In the listing below, find every line with the string "Amount" and pull it out.

--*--

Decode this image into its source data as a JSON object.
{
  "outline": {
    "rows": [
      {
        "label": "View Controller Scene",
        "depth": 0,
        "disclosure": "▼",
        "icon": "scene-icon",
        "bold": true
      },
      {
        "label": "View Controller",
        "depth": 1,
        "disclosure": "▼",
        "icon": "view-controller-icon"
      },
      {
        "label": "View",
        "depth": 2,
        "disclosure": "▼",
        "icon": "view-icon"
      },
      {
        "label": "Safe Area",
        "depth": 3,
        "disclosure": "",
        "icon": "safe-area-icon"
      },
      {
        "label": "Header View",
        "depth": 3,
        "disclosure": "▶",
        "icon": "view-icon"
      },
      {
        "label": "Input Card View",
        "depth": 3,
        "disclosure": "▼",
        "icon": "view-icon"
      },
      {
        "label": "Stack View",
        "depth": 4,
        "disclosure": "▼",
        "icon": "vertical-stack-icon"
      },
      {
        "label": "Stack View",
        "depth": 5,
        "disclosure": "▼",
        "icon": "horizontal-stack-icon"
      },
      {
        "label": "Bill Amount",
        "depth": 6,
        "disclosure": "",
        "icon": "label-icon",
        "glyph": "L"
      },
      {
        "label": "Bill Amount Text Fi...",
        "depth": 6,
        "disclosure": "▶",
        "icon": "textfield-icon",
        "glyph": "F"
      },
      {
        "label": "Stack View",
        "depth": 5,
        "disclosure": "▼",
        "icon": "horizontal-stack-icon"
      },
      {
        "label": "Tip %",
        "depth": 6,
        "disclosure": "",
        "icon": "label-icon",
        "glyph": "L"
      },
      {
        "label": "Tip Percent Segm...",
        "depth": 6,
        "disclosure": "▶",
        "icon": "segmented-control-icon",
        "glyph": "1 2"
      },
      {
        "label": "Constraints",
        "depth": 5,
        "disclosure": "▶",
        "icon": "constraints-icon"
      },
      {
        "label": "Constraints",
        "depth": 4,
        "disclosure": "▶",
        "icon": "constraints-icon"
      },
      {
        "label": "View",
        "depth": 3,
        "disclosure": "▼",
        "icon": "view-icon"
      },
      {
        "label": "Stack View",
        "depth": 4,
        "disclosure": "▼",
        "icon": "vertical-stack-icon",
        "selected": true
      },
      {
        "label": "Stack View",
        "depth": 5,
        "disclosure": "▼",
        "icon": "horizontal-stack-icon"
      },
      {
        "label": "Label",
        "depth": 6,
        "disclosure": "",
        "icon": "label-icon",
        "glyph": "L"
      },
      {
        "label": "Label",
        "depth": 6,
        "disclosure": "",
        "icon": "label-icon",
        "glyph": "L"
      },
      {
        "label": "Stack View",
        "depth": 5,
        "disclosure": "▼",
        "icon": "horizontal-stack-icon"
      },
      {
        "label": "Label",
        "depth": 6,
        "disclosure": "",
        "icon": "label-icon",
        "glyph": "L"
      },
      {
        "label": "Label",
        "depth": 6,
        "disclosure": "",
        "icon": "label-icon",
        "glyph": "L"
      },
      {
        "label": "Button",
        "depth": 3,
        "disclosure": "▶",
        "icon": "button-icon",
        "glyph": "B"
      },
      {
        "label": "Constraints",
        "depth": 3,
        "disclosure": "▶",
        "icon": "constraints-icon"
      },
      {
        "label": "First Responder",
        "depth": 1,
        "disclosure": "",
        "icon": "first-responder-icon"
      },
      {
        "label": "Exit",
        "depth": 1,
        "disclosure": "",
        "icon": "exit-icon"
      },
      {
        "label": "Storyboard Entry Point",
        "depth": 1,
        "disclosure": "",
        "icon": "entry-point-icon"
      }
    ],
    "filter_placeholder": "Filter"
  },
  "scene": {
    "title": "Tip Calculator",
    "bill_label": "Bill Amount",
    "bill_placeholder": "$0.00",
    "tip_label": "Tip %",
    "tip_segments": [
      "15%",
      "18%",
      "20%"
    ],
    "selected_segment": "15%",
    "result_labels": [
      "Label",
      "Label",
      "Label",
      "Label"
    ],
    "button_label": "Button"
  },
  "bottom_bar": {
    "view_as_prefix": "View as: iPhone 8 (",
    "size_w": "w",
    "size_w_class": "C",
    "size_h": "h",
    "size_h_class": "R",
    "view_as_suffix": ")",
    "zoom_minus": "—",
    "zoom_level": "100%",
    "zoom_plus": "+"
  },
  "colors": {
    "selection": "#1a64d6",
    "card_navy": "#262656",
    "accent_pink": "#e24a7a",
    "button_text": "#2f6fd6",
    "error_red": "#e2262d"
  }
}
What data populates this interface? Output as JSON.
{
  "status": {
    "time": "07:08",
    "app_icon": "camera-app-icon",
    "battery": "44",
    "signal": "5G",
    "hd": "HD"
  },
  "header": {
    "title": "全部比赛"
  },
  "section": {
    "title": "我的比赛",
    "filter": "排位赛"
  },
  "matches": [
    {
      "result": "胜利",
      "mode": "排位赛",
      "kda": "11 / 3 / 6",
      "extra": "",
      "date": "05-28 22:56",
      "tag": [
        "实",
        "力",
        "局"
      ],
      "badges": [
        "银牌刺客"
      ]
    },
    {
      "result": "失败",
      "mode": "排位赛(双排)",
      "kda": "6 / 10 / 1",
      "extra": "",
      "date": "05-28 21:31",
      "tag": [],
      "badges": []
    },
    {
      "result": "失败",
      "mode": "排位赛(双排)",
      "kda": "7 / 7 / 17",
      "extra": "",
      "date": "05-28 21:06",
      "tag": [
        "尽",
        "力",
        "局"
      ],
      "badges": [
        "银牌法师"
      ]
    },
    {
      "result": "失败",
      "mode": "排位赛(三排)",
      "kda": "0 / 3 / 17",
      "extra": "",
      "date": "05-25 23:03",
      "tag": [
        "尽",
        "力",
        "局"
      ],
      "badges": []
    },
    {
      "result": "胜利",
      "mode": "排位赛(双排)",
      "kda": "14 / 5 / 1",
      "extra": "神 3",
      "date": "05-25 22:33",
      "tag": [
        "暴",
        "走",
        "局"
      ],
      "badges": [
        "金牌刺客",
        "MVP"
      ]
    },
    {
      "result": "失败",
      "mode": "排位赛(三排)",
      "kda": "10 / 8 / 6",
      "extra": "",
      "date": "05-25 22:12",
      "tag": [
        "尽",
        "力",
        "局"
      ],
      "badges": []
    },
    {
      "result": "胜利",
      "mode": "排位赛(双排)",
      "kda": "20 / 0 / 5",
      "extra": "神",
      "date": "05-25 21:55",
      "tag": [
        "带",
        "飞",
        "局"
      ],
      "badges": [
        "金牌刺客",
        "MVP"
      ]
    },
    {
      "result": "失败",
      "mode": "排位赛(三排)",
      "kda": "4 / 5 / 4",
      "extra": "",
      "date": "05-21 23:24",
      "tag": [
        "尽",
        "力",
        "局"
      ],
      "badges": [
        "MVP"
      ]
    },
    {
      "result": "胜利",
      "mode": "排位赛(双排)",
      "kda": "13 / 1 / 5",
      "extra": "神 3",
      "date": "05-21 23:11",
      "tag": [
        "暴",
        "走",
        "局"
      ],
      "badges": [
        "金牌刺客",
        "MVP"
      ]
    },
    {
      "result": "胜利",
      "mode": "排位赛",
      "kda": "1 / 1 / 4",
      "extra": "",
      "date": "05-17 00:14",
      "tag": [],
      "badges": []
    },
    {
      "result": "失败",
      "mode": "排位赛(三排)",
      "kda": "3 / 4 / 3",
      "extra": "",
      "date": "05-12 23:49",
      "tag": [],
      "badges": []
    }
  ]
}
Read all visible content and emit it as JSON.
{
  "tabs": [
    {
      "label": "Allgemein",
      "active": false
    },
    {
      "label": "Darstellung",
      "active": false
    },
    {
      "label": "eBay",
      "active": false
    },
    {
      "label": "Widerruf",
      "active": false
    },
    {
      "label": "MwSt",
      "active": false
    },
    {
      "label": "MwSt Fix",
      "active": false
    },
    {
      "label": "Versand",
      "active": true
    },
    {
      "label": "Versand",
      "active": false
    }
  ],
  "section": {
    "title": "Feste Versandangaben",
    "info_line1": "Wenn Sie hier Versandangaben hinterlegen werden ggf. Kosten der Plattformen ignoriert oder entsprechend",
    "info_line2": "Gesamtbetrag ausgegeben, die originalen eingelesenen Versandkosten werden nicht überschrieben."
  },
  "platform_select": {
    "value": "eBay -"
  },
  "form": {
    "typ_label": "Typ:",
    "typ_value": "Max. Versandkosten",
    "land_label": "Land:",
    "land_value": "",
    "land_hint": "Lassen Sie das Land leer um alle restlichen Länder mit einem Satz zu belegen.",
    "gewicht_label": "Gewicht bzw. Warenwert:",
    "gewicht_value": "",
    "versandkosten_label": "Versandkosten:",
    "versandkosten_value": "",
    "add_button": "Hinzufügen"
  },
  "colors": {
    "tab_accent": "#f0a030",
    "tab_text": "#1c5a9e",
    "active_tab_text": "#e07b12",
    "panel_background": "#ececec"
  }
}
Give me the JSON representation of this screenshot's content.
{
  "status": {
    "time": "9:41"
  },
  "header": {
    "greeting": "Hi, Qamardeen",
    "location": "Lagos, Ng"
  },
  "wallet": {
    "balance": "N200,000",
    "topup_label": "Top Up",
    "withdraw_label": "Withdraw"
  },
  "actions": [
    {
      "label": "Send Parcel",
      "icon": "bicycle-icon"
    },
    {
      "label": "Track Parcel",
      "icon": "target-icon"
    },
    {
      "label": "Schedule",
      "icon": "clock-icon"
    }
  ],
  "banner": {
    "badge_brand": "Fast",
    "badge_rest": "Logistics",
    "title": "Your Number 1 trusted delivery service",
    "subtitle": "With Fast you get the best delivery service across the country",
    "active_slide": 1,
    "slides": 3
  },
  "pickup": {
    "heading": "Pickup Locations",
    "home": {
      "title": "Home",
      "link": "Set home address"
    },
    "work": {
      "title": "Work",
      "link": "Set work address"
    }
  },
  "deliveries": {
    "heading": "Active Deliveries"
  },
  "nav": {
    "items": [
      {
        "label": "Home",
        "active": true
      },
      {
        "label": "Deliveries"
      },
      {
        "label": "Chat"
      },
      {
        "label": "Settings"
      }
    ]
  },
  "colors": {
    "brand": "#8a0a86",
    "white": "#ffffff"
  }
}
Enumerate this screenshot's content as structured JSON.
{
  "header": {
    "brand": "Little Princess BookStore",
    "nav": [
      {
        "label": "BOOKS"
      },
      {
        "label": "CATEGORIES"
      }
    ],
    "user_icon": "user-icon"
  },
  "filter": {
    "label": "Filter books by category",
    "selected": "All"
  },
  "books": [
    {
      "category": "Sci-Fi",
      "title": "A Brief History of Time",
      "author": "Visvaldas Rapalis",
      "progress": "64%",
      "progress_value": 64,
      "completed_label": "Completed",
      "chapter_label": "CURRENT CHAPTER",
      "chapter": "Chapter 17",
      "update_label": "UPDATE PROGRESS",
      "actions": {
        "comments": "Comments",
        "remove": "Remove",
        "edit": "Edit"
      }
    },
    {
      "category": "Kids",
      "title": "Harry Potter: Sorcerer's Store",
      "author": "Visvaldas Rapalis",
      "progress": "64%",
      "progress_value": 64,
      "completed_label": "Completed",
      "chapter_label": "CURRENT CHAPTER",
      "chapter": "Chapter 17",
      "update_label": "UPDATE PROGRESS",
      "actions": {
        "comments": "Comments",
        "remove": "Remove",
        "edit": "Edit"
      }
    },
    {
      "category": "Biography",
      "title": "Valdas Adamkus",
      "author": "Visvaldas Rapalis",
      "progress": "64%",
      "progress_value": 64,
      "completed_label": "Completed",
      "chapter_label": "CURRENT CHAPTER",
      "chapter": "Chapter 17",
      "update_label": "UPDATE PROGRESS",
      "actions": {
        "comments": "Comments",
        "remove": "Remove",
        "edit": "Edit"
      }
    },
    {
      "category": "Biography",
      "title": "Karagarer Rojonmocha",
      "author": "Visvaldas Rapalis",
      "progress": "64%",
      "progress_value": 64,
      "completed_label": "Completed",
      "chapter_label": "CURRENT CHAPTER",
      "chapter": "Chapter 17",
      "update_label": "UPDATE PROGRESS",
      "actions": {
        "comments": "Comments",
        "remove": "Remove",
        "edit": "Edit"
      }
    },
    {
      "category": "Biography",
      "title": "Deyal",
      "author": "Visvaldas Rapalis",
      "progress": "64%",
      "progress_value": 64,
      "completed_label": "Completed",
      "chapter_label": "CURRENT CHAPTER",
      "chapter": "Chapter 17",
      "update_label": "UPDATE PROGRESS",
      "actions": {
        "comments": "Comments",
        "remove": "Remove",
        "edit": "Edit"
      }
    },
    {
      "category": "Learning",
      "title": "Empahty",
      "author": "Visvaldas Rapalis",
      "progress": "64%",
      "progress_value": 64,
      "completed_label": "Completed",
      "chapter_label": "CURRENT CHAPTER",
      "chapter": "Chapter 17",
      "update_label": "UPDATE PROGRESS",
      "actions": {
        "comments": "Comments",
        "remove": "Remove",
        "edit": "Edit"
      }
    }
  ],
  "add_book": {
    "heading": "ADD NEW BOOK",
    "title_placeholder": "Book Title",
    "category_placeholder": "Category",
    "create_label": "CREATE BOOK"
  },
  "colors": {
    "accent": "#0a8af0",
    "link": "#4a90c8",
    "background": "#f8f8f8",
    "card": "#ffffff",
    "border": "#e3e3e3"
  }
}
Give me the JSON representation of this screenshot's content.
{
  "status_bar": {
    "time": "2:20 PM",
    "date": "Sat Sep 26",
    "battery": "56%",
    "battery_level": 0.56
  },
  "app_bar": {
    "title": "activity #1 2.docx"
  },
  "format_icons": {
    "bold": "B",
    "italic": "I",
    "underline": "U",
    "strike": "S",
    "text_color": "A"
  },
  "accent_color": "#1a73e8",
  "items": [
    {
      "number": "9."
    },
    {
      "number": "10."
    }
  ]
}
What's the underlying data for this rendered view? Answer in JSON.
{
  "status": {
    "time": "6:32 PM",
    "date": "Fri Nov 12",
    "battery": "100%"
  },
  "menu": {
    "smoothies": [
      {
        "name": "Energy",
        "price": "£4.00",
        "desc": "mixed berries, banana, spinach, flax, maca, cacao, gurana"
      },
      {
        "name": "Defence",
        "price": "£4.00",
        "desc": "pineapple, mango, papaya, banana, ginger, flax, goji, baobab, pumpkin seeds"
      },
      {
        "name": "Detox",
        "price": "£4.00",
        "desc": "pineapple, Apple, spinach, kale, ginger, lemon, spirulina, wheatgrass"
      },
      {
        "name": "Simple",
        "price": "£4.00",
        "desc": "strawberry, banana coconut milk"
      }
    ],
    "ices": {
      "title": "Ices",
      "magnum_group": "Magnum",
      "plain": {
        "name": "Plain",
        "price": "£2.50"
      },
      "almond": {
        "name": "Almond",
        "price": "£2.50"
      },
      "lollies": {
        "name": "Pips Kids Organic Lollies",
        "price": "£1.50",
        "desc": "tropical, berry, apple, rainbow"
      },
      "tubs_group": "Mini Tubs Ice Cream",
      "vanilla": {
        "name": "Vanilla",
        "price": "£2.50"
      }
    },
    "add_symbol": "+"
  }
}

--*--

### Task output
        "label": "Bill Amount",
        "label": "Bill Amount Text Fi...",
    "bill_label": "Bill Amount",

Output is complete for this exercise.